Exercise brief
Pick out the lines below that contain the string "xlabel" and copy them all.

Excerpts from a figure dataset

——

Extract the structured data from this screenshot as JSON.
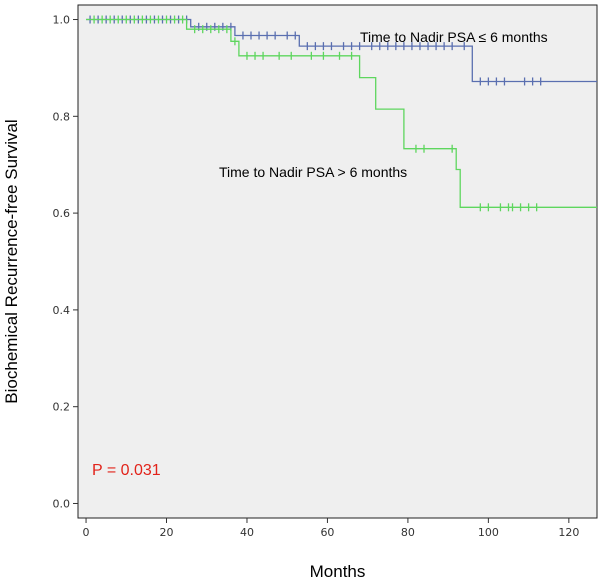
{
  "chart_data": {
    "type": "line",
    "subtype": "kaplan-meier",
    "xlabel": "Months",
    "ylabel": "Biochemical Recurrence-free Survival",
    "xlim": [
      -2,
      127
    ],
    "ylim": [
      -0.03,
      1.03
    ],
    "xticks": [
      0,
      20,
      40,
      60,
      80,
      100,
      120
    ],
    "yticks": [
      0.0,
      0.2,
      0.4,
      0.6,
      0.8,
      1.0
    ],
    "ytick_labels": [
      "0.0",
      "0.2",
      "0.4",
      "0.6",
      "0.8",
      "1.0"
    ],
    "plot_background": "#efefef",
    "series": [
      {
        "label": "Time to Nadir PSA ≤ 6 months",
        "color": "#5a6fb0",
        "steps": [
          [
            0,
            1.0
          ],
          [
            26,
            1.0
          ],
          [
            26,
            0.985
          ],
          [
            37,
            0.985
          ],
          [
            37,
            0.967
          ],
          [
            53,
            0.967
          ],
          [
            53,
            0.945
          ],
          [
            96,
            0.945
          ],
          [
            96,
            0.872
          ],
          [
            127,
            0.872
          ]
        ],
        "censored": [
          [
            1,
            1.0
          ],
          [
            3,
            1.0
          ],
          [
            5,
            1.0
          ],
          [
            7,
            1.0
          ],
          [
            9,
            1.0
          ],
          [
            11,
            1.0
          ],
          [
            13,
            1.0
          ],
          [
            15,
            1.0
          ],
          [
            17,
            1.0
          ],
          [
            19,
            1.0
          ],
          [
            21,
            1.0
          ],
          [
            23,
            1.0
          ],
          [
            25,
            1.0
          ],
          [
            28,
            0.985
          ],
          [
            30,
            0.985
          ],
          [
            32,
            0.985
          ],
          [
            34,
            0.985
          ],
          [
            36,
            0.985
          ],
          [
            39,
            0.967
          ],
          [
            41,
            0.967
          ],
          [
            43,
            0.967
          ],
          [
            45,
            0.967
          ],
          [
            47,
            0.967
          ],
          [
            50,
            0.967
          ],
          [
            52,
            0.967
          ],
          [
            55,
            0.945
          ],
          [
            57,
            0.945
          ],
          [
            59,
            0.945
          ],
          [
            61,
            0.945
          ],
          [
            64,
            0.945
          ],
          [
            66,
            0.945
          ],
          [
            68,
            0.945
          ],
          [
            71,
            0.945
          ],
          [
            73,
            0.945
          ],
          [
            75,
            0.945
          ],
          [
            77,
            0.945
          ],
          [
            79,
            0.945
          ],
          [
            81,
            0.945
          ],
          [
            83,
            0.945
          ],
          [
            85,
            0.945
          ],
          [
            87,
            0.945
          ],
          [
            89,
            0.945
          ],
          [
            91,
            0.945
          ],
          [
            94,
            0.945
          ],
          [
            98,
            0.872
          ],
          [
            100,
            0.872
          ],
          [
            102,
            0.872
          ],
          [
            104,
            0.872
          ],
          [
            109,
            0.872
          ],
          [
            111,
            0.872
          ],
          [
            113,
            0.872
          ]
        ]
      },
      {
        "label": "Time to Nadir PSA > 6 months",
        "color": "#5ed65e",
        "steps": [
          [
            0,
            1.0
          ],
          [
            25,
            1.0
          ],
          [
            25,
            0.98
          ],
          [
            36,
            0.98
          ],
          [
            36,
            0.955
          ],
          [
            38,
            0.955
          ],
          [
            38,
            0.925
          ],
          [
            68,
            0.925
          ],
          [
            68,
            0.88
          ],
          [
            72,
            0.88
          ],
          [
            72,
            0.815
          ],
          [
            79,
            0.815
          ],
          [
            79,
            0.733
          ],
          [
            92,
            0.733
          ],
          [
            92,
            0.69
          ],
          [
            93,
            0.69
          ],
          [
            93,
            0.612
          ],
          [
            127,
            0.612
          ]
        ],
        "censored": [
          [
            2,
            1.0
          ],
          [
            4,
            1.0
          ],
          [
            6,
            1.0
          ],
          [
            8,
            1.0
          ],
          [
            10,
            1.0
          ],
          [
            12,
            1.0
          ],
          [
            14,
            1.0
          ],
          [
            16,
            1.0
          ],
          [
            18,
            1.0
          ],
          [
            20,
            1.0
          ],
          [
            22,
            1.0
          ],
          [
            24,
            1.0
          ],
          [
            27,
            0.98
          ],
          [
            29,
            0.98
          ],
          [
            31,
            0.98
          ],
          [
            33,
            0.98
          ],
          [
            35,
            0.98
          ],
          [
            37,
            0.955
          ],
          [
            40,
            0.925
          ],
          [
            42,
            0.925
          ],
          [
            44,
            0.925
          ],
          [
            48,
            0.925
          ],
          [
            51,
            0.925
          ],
          [
            56,
            0.925
          ],
          [
            59,
            0.925
          ],
          [
            63,
            0.925
          ],
          [
            66,
            0.925
          ],
          [
            82,
            0.733
          ],
          [
            84,
            0.733
          ],
          [
            91,
            0.733
          ],
          [
            98,
            0.612
          ],
          [
            100,
            0.612
          ],
          [
            103,
            0.612
          ],
          [
            105,
            0.612
          ],
          [
            106,
            0.612
          ],
          [
            108,
            0.612
          ],
          [
            110,
            0.612
          ],
          [
            112,
            0.612
          ]
        ]
      }
    ],
    "annotations": {
      "label_le6": "Time to Nadir PSA ≤ 6 months",
      "label_gt6": "Time to Nadir PSA > 6 months",
      "p_value": "P = 0.031",
      "p_value_color": "#e2231a"
    }
  }
}
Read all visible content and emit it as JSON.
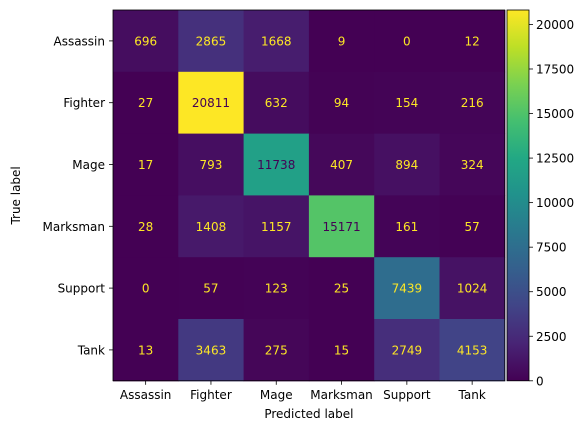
{
  "chart_data": {
    "type": "heatmap",
    "title": "",
    "xlabel": "Predicted label",
    "ylabel": "True label",
    "x_categories": [
      "Assassin",
      "Fighter",
      "Mage",
      "Marksman",
      "Support",
      "Tank"
    ],
    "y_categories": [
      "Assassin",
      "Fighter",
      "Mage",
      "Marksman",
      "Support",
      "Tank"
    ],
    "values": [
      [
        696,
        2865,
        1668,
        9,
        0,
        12
      ],
      [
        27,
        20811,
        632,
        94,
        154,
        216
      ],
      [
        17,
        793,
        11738,
        407,
        894,
        324
      ],
      [
        28,
        1408,
        1157,
        15171,
        161,
        57
      ],
      [
        0,
        57,
        123,
        25,
        7439,
        1024
      ],
      [
        13,
        3463,
        275,
        15,
        2749,
        4153
      ]
    ],
    "colormap": "viridis",
    "vmin": 0,
    "vmax": 20811,
    "colorbar_ticks": [
      0,
      2500,
      5000,
      7500,
      10000,
      12500,
      15000,
      17500,
      20000
    ],
    "text_color_light": "#fde725",
    "text_color_dark": "#440154"
  }
}
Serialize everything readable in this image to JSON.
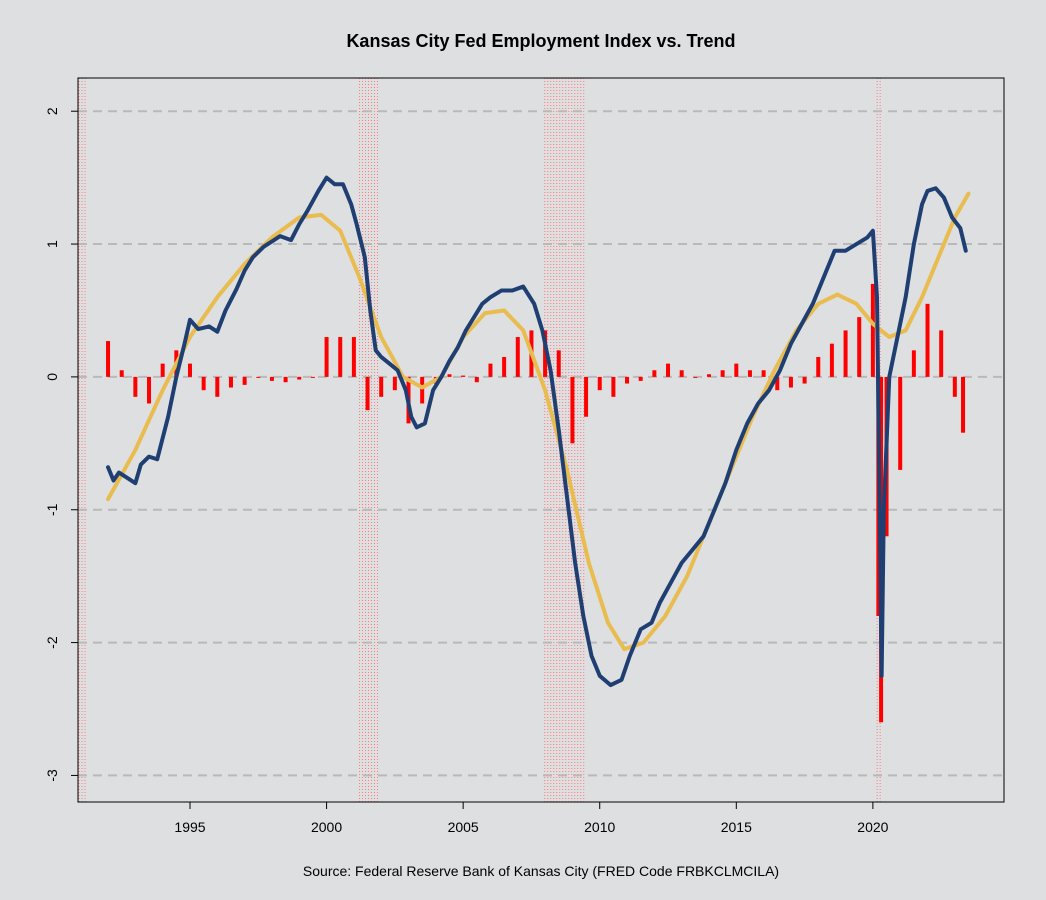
{
  "chart_data": {
    "type": "line",
    "title": "Kansas City Fed Employment Index vs. Trend",
    "source": "Source: Federal Reserve Bank of Kansas City (FRED Code FRBKCLMCILA)",
    "xlabel": "",
    "ylabel": "",
    "xlim": [
      1990.9,
      2024.8
    ],
    "ylim": [
      -3.2,
      2.25
    ],
    "x_ticks": [
      1995,
      2000,
      2005,
      2010,
      2015,
      2020
    ],
    "x_tick_labels": [
      "1995",
      "2000",
      "2005",
      "2010",
      "2015",
      "2020"
    ],
    "y_ticks": [
      -3,
      -2,
      -1,
      0,
      1,
      2
    ],
    "y_tick_labels": [
      "-3",
      "-2",
      "-1",
      "0",
      "1",
      "2"
    ],
    "gridlines": "horizontal dashed",
    "recessions": [
      [
        1990.9,
        1991.25
      ],
      [
        2001.17,
        2001.9
      ],
      [
        2007.95,
        2009.5
      ],
      [
        2020.12,
        2020.3
      ]
    ],
    "series": [
      {
        "color": "#1f3f73",
        "values": [
          [
            1992.0,
            -0.68
          ],
          [
            1992.2,
            -0.78
          ],
          [
            1992.4,
            -0.72
          ],
          [
            1992.7,
            -0.76
          ],
          [
            1993.0,
            -0.8
          ],
          [
            1993.2,
            -0.66
          ],
          [
            1993.5,
            -0.6
          ],
          [
            1993.8,
            -0.62
          ],
          [
            1994.2,
            -0.3
          ],
          [
            1994.5,
            0.0
          ],
          [
            1994.8,
            0.25
          ],
          [
            1995.0,
            0.43
          ],
          [
            1995.3,
            0.36
          ],
          [
            1995.7,
            0.38
          ],
          [
            1996.0,
            0.34
          ],
          [
            1996.3,
            0.5
          ],
          [
            1996.7,
            0.66
          ],
          [
            1997.0,
            0.8
          ],
          [
            1997.3,
            0.9
          ],
          [
            1997.7,
            0.98
          ],
          [
            1998.0,
            1.02
          ],
          [
            1998.3,
            1.06
          ],
          [
            1998.7,
            1.03
          ],
          [
            1999.0,
            1.15
          ],
          [
            1999.3,
            1.25
          ],
          [
            1999.7,
            1.4
          ],
          [
            2000.0,
            1.5
          ],
          [
            2000.3,
            1.45
          ],
          [
            2000.6,
            1.45
          ],
          [
            2000.9,
            1.3
          ],
          [
            2001.1,
            1.15
          ],
          [
            2001.4,
            0.9
          ],
          [
            2001.6,
            0.5
          ],
          [
            2001.8,
            0.2
          ],
          [
            2002.0,
            0.15
          ],
          [
            2002.3,
            0.1
          ],
          [
            2002.6,
            0.05
          ],
          [
            2002.9,
            -0.1
          ],
          [
            2003.1,
            -0.3
          ],
          [
            2003.3,
            -0.38
          ],
          [
            2003.6,
            -0.35
          ],
          [
            2003.9,
            -0.1
          ],
          [
            2004.2,
            0.0
          ],
          [
            2004.5,
            0.12
          ],
          [
            2004.8,
            0.22
          ],
          [
            2005.1,
            0.35
          ],
          [
            2005.4,
            0.45
          ],
          [
            2005.7,
            0.55
          ],
          [
            2006.0,
            0.6
          ],
          [
            2006.4,
            0.65
          ],
          [
            2006.8,
            0.65
          ],
          [
            2007.2,
            0.68
          ],
          [
            2007.6,
            0.55
          ],
          [
            2007.9,
            0.35
          ],
          [
            2008.2,
            0.05
          ],
          [
            2008.5,
            -0.4
          ],
          [
            2008.8,
            -0.9
          ],
          [
            2009.1,
            -1.4
          ],
          [
            2009.4,
            -1.8
          ],
          [
            2009.7,
            -2.1
          ],
          [
            2010.0,
            -2.25
          ],
          [
            2010.4,
            -2.32
          ],
          [
            2010.8,
            -2.28
          ],
          [
            2011.1,
            -2.1
          ],
          [
            2011.5,
            -1.9
          ],
          [
            2011.9,
            -1.85
          ],
          [
            2012.2,
            -1.7
          ],
          [
            2012.6,
            -1.55
          ],
          [
            2013.0,
            -1.4
          ],
          [
            2013.4,
            -1.3
          ],
          [
            2013.8,
            -1.2
          ],
          [
            2014.2,
            -1.0
          ],
          [
            2014.6,
            -0.8
          ],
          [
            2015.0,
            -0.55
          ],
          [
            2015.4,
            -0.35
          ],
          [
            2015.8,
            -0.2
          ],
          [
            2016.2,
            -0.1
          ],
          [
            2016.6,
            0.05
          ],
          [
            2017.0,
            0.25
          ],
          [
            2017.4,
            0.4
          ],
          [
            2017.8,
            0.55
          ],
          [
            2018.2,
            0.75
          ],
          [
            2018.6,
            0.95
          ],
          [
            2019.0,
            0.95
          ],
          [
            2019.4,
            1.0
          ],
          [
            2019.8,
            1.05
          ],
          [
            2020.0,
            1.1
          ],
          [
            2020.15,
            0.6
          ],
          [
            2020.25,
            -1.0
          ],
          [
            2020.32,
            -2.25
          ],
          [
            2020.4,
            -1.0
          ],
          [
            2020.6,
            0.0
          ],
          [
            2020.9,
            0.3
          ],
          [
            2021.2,
            0.6
          ],
          [
            2021.5,
            1.0
          ],
          [
            2021.8,
            1.3
          ],
          [
            2022.0,
            1.4
          ],
          [
            2022.3,
            1.42
          ],
          [
            2022.6,
            1.35
          ],
          [
            2022.9,
            1.2
          ],
          [
            2023.2,
            1.12
          ],
          [
            2023.4,
            0.95
          ]
        ]
      },
      {
        "color": "#e9bc50",
        "values": [
          [
            1992.0,
            -0.92
          ],
          [
            1993.0,
            -0.55
          ],
          [
            1994.0,
            -0.1
          ],
          [
            1995.0,
            0.3
          ],
          [
            1996.0,
            0.6
          ],
          [
            1997.0,
            0.85
          ],
          [
            1998.0,
            1.05
          ],
          [
            1999.0,
            1.2
          ],
          [
            1999.8,
            1.22
          ],
          [
            2000.5,
            1.1
          ],
          [
            2001.2,
            0.75
          ],
          [
            2002.0,
            0.3
          ],
          [
            2002.8,
            0.0
          ],
          [
            2003.5,
            -0.08
          ],
          [
            2004.2,
            0.0
          ],
          [
            2005.0,
            0.3
          ],
          [
            2005.8,
            0.48
          ],
          [
            2006.5,
            0.5
          ],
          [
            2007.2,
            0.35
          ],
          [
            2008.0,
            -0.1
          ],
          [
            2008.8,
            -0.7
          ],
          [
            2009.6,
            -1.4
          ],
          [
            2010.3,
            -1.85
          ],
          [
            2010.9,
            -2.05
          ],
          [
            2011.6,
            -2.0
          ],
          [
            2012.4,
            -1.8
          ],
          [
            2013.2,
            -1.5
          ],
          [
            2014.0,
            -1.1
          ],
          [
            2014.8,
            -0.7
          ],
          [
            2015.6,
            -0.3
          ],
          [
            2016.4,
            0.05
          ],
          [
            2017.2,
            0.35
          ],
          [
            2018.0,
            0.55
          ],
          [
            2018.7,
            0.62
          ],
          [
            2019.4,
            0.55
          ],
          [
            2020.0,
            0.4
          ],
          [
            2020.6,
            0.3
          ],
          [
            2021.2,
            0.35
          ],
          [
            2021.8,
            0.6
          ],
          [
            2022.5,
            0.95
          ],
          [
            2023.0,
            1.2
          ],
          [
            2023.5,
            1.38
          ]
        ]
      },
      {
        "type": "bar",
        "color": "#ff0000",
        "values": [
          [
            1992.0,
            0.27
          ],
          [
            1992.5,
            0.05
          ],
          [
            1993.0,
            -0.15
          ],
          [
            1993.5,
            -0.2
          ],
          [
            1994.0,
            0.1
          ],
          [
            1994.5,
            0.2
          ],
          [
            1995.0,
            0.1
          ],
          [
            1995.5,
            -0.1
          ],
          [
            1996.0,
            -0.15
          ],
          [
            1996.5,
            -0.08
          ],
          [
            1997.0,
            -0.06
          ],
          [
            1997.5,
            0.0
          ],
          [
            1998.0,
            -0.03
          ],
          [
            1998.5,
            -0.04
          ],
          [
            1999.0,
            -0.02
          ],
          [
            1999.5,
            0.0
          ],
          [
            2000.0,
            0.3
          ],
          [
            2000.5,
            0.3
          ],
          [
            2001.0,
            0.3
          ],
          [
            2001.5,
            -0.25
          ],
          [
            2002.0,
            -0.15
          ],
          [
            2002.5,
            -0.1
          ],
          [
            2003.0,
            -0.35
          ],
          [
            2003.5,
            -0.2
          ],
          [
            2004.0,
            -0.05
          ],
          [
            2004.5,
            0.02
          ],
          [
            2005.0,
            0.01
          ],
          [
            2005.5,
            -0.04
          ],
          [
            2006.0,
            0.1
          ],
          [
            2006.5,
            0.15
          ],
          [
            2007.0,
            0.3
          ],
          [
            2007.5,
            0.35
          ],
          [
            2008.0,
            0.35
          ],
          [
            2008.5,
            0.2
          ],
          [
            2009.0,
            -0.5
          ],
          [
            2009.5,
            -0.3
          ],
          [
            2010.0,
            -0.1
          ],
          [
            2010.5,
            -0.15
          ],
          [
            2011.0,
            -0.05
          ],
          [
            2011.5,
            -0.03
          ],
          [
            2012.0,
            0.05
          ],
          [
            2012.5,
            0.1
          ],
          [
            2013.0,
            0.05
          ],
          [
            2013.5,
            0.0
          ],
          [
            2014.0,
            0.02
          ],
          [
            2014.5,
            0.05
          ],
          [
            2015.0,
            0.1
          ],
          [
            2015.5,
            0.05
          ],
          [
            2016.0,
            0.05
          ],
          [
            2016.5,
            -0.1
          ],
          [
            2017.0,
            -0.08
          ],
          [
            2017.5,
            -0.05
          ],
          [
            2018.0,
            0.15
          ],
          [
            2018.5,
            0.25
          ],
          [
            2019.0,
            0.35
          ],
          [
            2019.5,
            0.45
          ],
          [
            2020.0,
            0.7
          ],
          [
            2020.2,
            -1.8
          ],
          [
            2020.3,
            -2.6
          ],
          [
            2020.5,
            -1.2
          ],
          [
            2021.0,
            -0.7
          ],
          [
            2021.5,
            0.2
          ],
          [
            2022.0,
            0.55
          ],
          [
            2022.5,
            0.35
          ],
          [
            2023.0,
            -0.15
          ],
          [
            2023.3,
            -0.42
          ]
        ]
      }
    ]
  }
}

——

Exercise solution
    "xlabel": "Months",
    "xlabel": "Predicted label",
    "xlabel": "",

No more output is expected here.